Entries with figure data
::::
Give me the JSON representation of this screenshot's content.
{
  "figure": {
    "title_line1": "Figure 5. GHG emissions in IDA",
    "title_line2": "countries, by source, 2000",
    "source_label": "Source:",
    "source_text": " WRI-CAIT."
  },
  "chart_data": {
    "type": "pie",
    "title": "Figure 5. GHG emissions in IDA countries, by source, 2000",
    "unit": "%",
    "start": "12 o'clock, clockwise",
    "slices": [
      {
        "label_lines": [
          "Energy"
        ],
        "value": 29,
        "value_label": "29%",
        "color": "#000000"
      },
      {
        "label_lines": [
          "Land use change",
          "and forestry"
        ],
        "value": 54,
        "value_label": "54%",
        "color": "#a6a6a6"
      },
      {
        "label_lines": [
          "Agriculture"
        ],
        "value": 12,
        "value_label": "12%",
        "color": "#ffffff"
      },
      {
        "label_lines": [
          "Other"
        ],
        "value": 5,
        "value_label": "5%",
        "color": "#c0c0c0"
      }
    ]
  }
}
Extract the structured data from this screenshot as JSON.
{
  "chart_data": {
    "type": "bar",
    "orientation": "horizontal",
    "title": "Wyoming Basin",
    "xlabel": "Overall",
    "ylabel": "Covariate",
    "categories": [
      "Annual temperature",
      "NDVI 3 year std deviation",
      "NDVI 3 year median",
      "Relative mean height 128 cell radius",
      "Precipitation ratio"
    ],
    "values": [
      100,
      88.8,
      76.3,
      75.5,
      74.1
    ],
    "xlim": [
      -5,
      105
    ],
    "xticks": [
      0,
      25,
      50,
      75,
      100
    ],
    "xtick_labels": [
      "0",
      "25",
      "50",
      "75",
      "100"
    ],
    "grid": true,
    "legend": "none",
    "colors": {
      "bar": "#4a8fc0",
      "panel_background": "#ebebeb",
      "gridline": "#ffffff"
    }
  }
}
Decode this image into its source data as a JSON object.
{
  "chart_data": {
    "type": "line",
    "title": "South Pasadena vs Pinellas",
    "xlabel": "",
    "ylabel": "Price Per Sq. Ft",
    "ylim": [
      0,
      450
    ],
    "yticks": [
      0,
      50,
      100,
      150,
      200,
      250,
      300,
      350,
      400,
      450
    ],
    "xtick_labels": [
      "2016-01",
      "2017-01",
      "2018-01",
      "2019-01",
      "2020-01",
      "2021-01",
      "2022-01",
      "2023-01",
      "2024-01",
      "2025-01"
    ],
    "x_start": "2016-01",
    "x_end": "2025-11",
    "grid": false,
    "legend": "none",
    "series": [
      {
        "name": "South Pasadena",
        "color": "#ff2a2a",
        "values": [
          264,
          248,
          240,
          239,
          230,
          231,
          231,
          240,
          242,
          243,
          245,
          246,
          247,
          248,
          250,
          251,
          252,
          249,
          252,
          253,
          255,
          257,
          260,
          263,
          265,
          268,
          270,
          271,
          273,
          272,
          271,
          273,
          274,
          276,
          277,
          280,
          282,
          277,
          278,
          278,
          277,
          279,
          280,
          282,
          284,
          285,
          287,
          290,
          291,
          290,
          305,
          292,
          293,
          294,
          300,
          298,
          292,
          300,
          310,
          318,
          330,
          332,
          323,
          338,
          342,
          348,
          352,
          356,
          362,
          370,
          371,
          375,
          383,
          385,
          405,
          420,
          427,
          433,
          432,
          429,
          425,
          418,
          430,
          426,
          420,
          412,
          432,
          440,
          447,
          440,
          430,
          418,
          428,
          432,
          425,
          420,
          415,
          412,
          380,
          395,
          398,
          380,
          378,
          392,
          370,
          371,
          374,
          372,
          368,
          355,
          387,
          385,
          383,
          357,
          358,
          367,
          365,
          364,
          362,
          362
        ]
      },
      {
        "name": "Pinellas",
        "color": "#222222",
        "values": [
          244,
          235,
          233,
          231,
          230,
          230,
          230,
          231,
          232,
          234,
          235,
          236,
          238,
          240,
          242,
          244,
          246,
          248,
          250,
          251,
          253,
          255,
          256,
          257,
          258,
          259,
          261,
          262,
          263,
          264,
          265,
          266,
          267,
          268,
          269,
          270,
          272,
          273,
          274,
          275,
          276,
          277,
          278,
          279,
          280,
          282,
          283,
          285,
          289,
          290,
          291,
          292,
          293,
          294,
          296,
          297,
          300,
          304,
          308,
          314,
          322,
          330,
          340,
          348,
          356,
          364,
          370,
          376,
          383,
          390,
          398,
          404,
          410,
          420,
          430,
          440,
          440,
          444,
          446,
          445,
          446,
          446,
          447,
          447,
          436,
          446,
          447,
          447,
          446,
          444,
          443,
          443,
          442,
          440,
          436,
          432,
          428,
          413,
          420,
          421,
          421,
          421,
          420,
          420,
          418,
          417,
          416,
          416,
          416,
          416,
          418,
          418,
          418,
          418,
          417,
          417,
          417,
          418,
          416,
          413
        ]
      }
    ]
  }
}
::::
REQUEST:
List each line in the listing that contains the string "Pinellas".

SOLUTION BELOW:
    "title": "South Pasadena vs Pinellas",
        "name": "Pinellas",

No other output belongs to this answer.